- _EXERCISE MATERIAL_:
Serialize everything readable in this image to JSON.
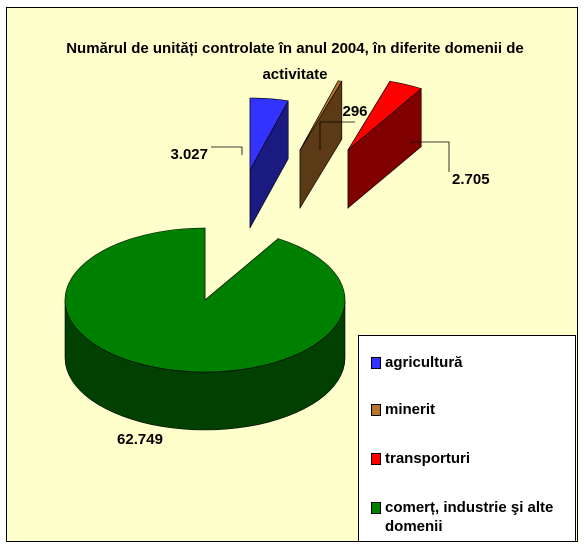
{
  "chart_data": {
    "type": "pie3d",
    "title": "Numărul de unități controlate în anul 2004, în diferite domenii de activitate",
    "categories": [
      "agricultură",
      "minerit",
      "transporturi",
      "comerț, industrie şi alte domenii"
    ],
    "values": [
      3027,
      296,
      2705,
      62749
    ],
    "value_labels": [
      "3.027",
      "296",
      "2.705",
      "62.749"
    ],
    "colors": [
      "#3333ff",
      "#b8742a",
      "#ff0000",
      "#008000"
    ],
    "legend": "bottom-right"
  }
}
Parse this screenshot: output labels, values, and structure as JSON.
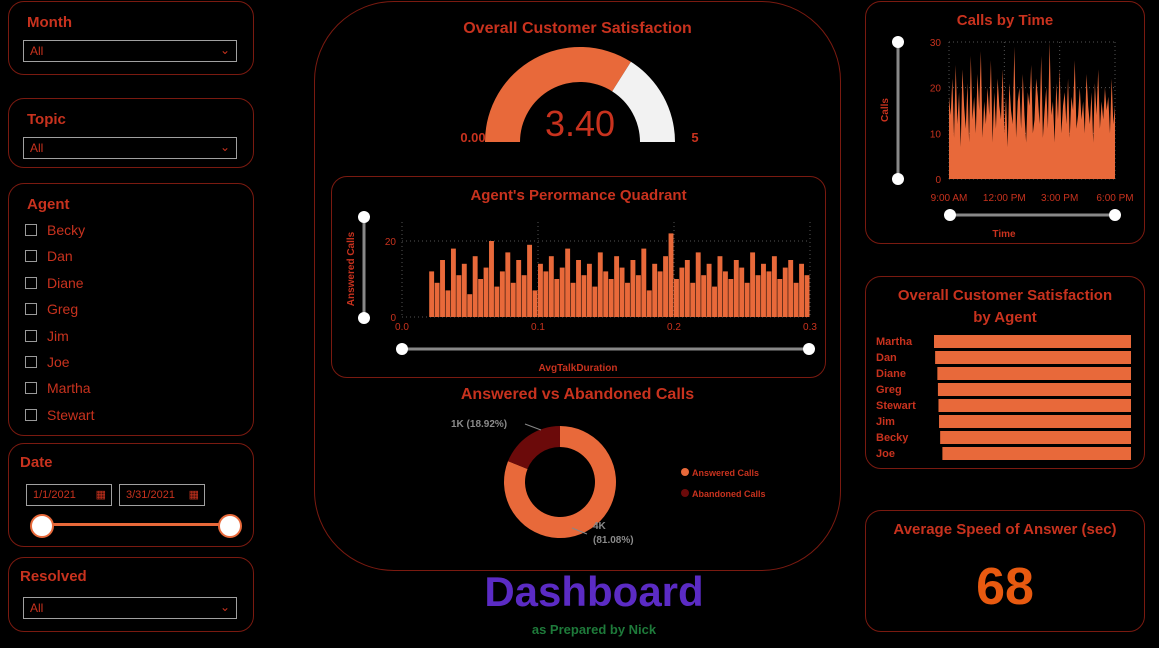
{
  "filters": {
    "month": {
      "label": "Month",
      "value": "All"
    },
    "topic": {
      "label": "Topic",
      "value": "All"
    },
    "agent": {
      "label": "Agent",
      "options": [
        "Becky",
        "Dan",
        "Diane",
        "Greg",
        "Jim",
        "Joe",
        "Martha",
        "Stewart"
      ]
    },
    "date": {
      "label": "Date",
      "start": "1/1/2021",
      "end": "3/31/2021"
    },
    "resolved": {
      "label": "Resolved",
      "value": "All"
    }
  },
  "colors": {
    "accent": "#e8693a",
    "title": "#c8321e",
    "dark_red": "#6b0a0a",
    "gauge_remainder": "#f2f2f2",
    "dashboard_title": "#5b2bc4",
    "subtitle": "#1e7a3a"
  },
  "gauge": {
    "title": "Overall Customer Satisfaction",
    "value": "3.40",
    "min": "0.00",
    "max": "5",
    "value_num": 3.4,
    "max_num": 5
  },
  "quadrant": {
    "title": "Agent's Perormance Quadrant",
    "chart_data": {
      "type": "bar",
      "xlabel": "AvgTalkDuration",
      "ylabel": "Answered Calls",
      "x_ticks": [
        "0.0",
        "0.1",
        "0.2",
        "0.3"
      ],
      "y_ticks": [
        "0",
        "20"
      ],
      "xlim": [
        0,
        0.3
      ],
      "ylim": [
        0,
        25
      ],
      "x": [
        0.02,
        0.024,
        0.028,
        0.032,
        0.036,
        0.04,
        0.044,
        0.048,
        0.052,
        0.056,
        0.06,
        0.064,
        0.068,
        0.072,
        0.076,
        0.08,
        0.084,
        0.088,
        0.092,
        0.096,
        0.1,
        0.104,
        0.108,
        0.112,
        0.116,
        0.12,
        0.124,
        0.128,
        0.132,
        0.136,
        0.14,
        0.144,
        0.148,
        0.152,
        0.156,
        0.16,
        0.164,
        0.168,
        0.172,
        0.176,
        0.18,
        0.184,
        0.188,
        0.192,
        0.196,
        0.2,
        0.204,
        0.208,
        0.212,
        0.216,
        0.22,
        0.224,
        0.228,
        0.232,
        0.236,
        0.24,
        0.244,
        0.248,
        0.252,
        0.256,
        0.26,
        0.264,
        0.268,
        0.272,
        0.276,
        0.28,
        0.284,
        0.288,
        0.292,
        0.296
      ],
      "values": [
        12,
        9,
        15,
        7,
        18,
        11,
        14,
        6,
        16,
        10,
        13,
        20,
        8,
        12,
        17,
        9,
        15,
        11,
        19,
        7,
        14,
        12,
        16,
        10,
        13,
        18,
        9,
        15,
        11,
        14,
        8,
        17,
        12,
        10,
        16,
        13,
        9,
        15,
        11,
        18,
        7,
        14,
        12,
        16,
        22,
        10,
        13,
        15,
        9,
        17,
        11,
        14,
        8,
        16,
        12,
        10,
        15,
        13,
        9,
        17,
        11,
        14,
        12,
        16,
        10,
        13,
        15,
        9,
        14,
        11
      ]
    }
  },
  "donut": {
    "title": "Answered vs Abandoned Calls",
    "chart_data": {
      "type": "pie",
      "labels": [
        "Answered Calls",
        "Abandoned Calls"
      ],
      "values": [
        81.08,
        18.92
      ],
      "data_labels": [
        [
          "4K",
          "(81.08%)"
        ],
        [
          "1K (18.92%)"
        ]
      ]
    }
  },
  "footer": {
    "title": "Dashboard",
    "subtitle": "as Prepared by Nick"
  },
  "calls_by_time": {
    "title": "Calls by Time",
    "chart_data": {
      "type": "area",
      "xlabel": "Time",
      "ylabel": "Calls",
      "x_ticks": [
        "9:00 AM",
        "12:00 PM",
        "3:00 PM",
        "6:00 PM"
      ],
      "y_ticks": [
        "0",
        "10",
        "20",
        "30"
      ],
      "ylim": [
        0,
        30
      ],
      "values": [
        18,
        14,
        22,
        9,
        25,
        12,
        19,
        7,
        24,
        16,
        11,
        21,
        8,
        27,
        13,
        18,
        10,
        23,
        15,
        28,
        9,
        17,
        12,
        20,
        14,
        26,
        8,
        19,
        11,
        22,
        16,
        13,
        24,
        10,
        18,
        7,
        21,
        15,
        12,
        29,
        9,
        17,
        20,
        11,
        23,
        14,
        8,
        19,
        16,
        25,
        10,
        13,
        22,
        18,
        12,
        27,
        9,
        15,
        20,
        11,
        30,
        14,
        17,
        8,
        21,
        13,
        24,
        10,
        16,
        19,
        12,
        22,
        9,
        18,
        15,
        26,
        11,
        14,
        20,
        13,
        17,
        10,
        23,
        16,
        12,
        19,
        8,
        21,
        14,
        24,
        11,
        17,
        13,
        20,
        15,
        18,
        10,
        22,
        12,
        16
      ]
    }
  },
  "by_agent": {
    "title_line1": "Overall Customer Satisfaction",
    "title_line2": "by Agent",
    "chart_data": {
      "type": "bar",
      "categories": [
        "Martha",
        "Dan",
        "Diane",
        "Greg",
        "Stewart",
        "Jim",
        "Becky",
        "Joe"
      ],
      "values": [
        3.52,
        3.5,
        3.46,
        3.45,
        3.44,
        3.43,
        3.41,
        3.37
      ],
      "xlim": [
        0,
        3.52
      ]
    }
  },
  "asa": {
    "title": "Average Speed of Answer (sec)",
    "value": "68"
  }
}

...

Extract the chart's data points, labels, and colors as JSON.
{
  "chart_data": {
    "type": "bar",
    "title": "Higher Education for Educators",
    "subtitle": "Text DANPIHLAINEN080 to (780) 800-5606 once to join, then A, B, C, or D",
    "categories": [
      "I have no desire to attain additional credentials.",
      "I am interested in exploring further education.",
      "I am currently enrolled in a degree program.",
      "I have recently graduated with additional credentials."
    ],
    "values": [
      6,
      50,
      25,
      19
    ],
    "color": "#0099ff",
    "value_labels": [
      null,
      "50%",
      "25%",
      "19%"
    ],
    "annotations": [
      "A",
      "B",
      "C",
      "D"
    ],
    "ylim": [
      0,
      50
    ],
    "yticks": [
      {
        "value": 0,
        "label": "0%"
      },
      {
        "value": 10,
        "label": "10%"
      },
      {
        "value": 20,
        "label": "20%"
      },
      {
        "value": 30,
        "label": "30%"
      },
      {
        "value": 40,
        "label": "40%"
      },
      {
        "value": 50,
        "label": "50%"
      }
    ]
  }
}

- _WHAT YOU NEED TO DO_: Each line in the entries above that includes the string "ylabel" should be extracted.

- _EXERCISE SOLUTION_:
      "ylabel": "Answered Calls",
      "ylabel": "Calls",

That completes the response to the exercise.